--- start ENTRIES PROVIDED ---

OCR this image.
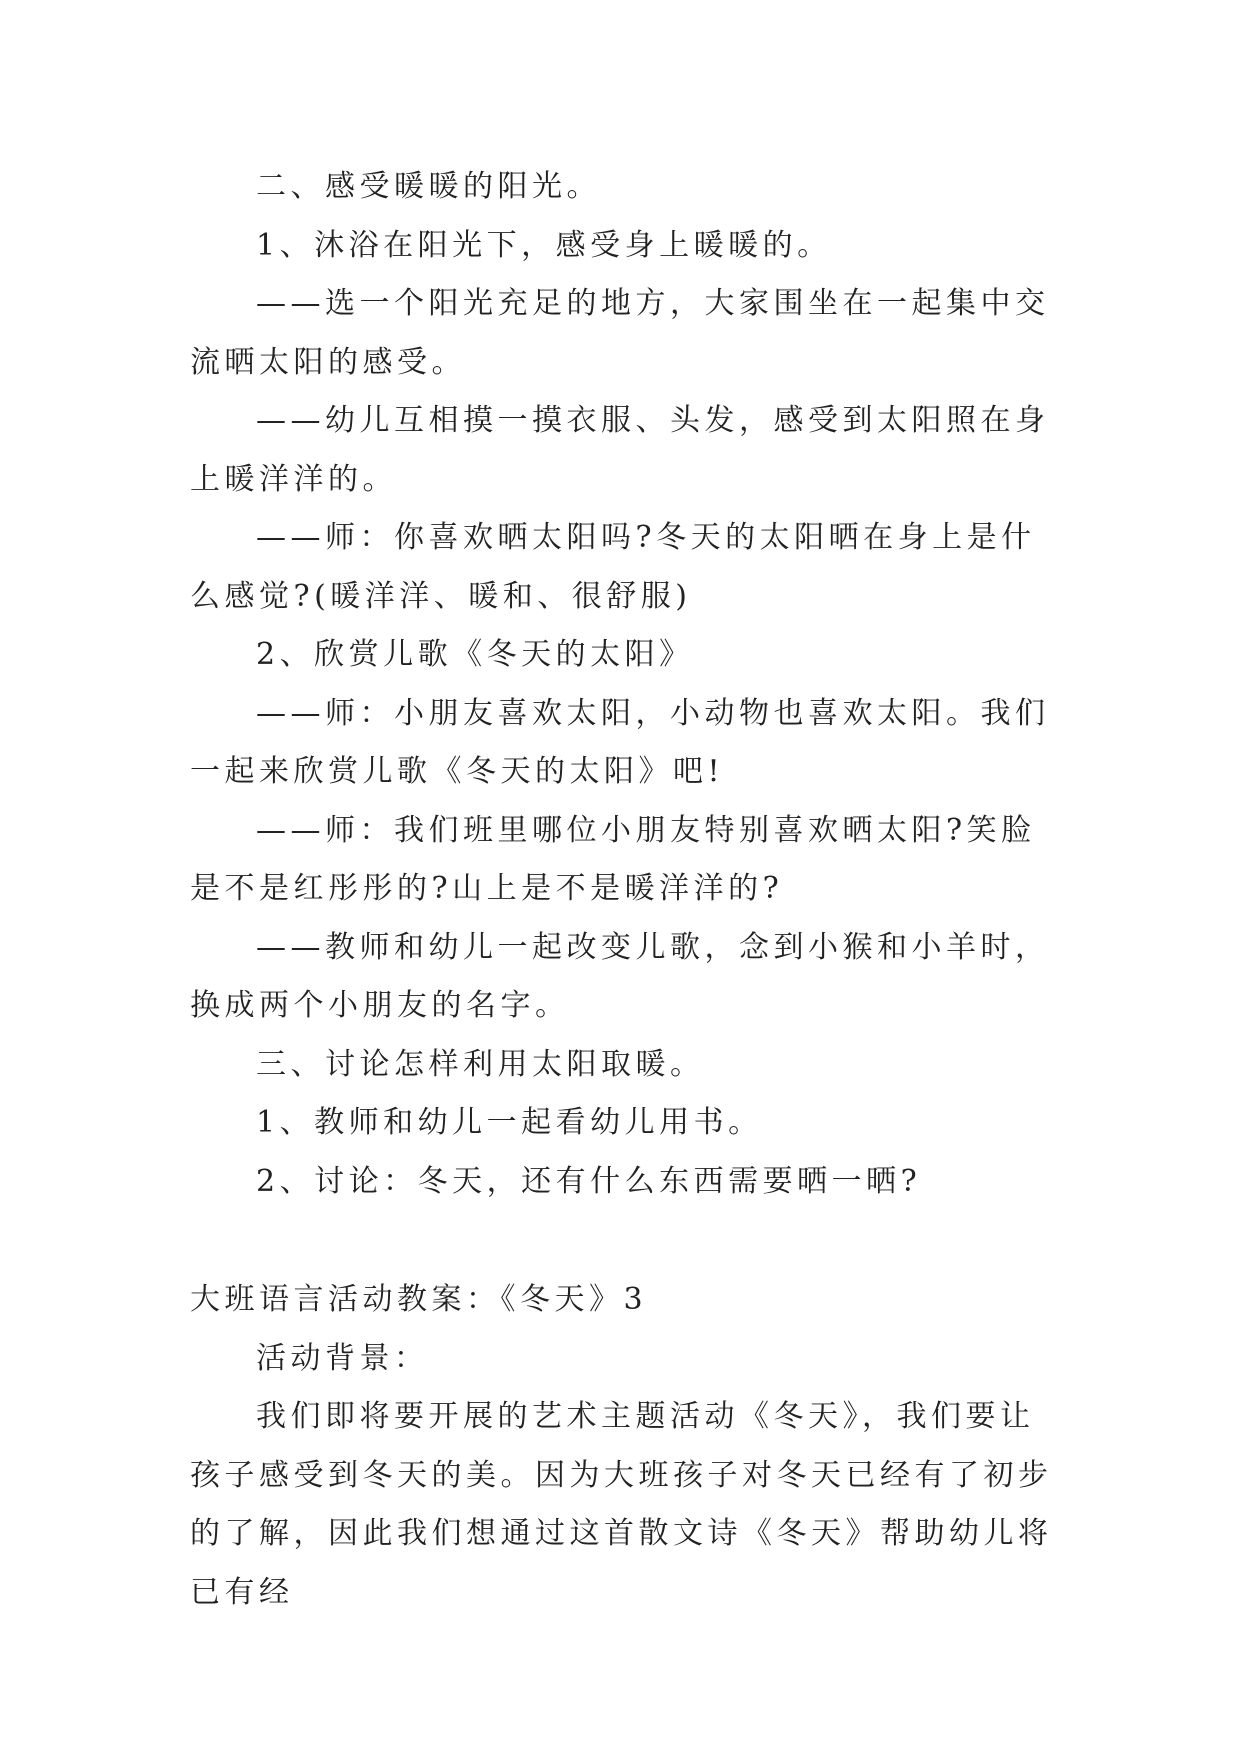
二、感受暖暖的阳光。

1、沐浴在阳光下，感受身上暖暖的。

——选一个阳光充足的地方，大家围坐在一起集中交流晒太阳的感受。

——幼儿互相摸一摸衣服、头发，感受到太阳照在身上暖洋洋的。

——师：你喜欢晒太阳吗?冬天的太阳晒在身上是什么感觉?(暖洋洋、暖和、很舒服)

2、欣赏儿歌《冬天的太阳》

——师：小朋友喜欢太阳，小动物也喜欢太阳。我们一起来欣赏儿歌《冬天的太阳》吧!

——师：我们班里哪位小朋友特别喜欢晒太阳?笑脸是不是红彤彤的?山上是不是暖洋洋的?

——教师和幼儿一起改变儿歌，念到小猴和小羊时，换成两个小朋友的名字。

三、讨论怎样利用太阳取暖。

1、教师和幼儿一起看幼儿用书。

2、讨论：冬天，还有什么东西需要晒一晒?

大班语言活动教案：《冬天》3

活动背景：

我们即将要开展的艺术主题活动《冬天》，我们要让孩子感受到冬天的美。因为大班孩子对冬天已经有了初步的了解，因此我们想通过这首散文诗《冬天》帮助幼儿将已有经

--- end ENTRIES PROVIDED ---

- [WHAT THE TASK ASKS]: Quote the data above in full, leaving out the pictures it holds.

- [FULL RESPONSE]:
OCR this image.
二、感受暖暖的阳光。

1、沐浴在阳光下，感受身上暖暖的。

——选一个阳光充足的地方，大家围坐在一起集中交流晒太阳的感受。

——幼儿互相摸一摸衣服、头发，感受到太阳照在身上暖洋洋的。

——师：你喜欢晒太阳吗?冬天的太阳晒在身上是什么感觉?(暖洋洋、暖和、很舒服)

2、欣赏儿歌《冬天的太阳》

——师：小朋友喜欢太阳，小动物也喜欢太阳。我们一起来欣赏儿歌《冬天的太阳》吧!

——师：我们班里哪位小朋友特别喜欢晒太阳?笑脸是不是红彤彤的?山上是不是暖洋洋的?

——教师和幼儿一起改变儿歌，念到小猴和小羊时，换成两个小朋友的名字。

三、讨论怎样利用太阳取暖。

1、教师和幼儿一起看幼儿用书。

2、讨论：冬天，还有什么东西需要晒一晒?

大班语言活动教案：《冬天》3

活动背景：

我们即将要开展的艺术主题活动《冬天》，我们要让孩子感受到冬天的美。因为大班孩子对冬天已经有了初步的了解，因此我们想通过这首散文诗《冬天》帮助幼儿将已有经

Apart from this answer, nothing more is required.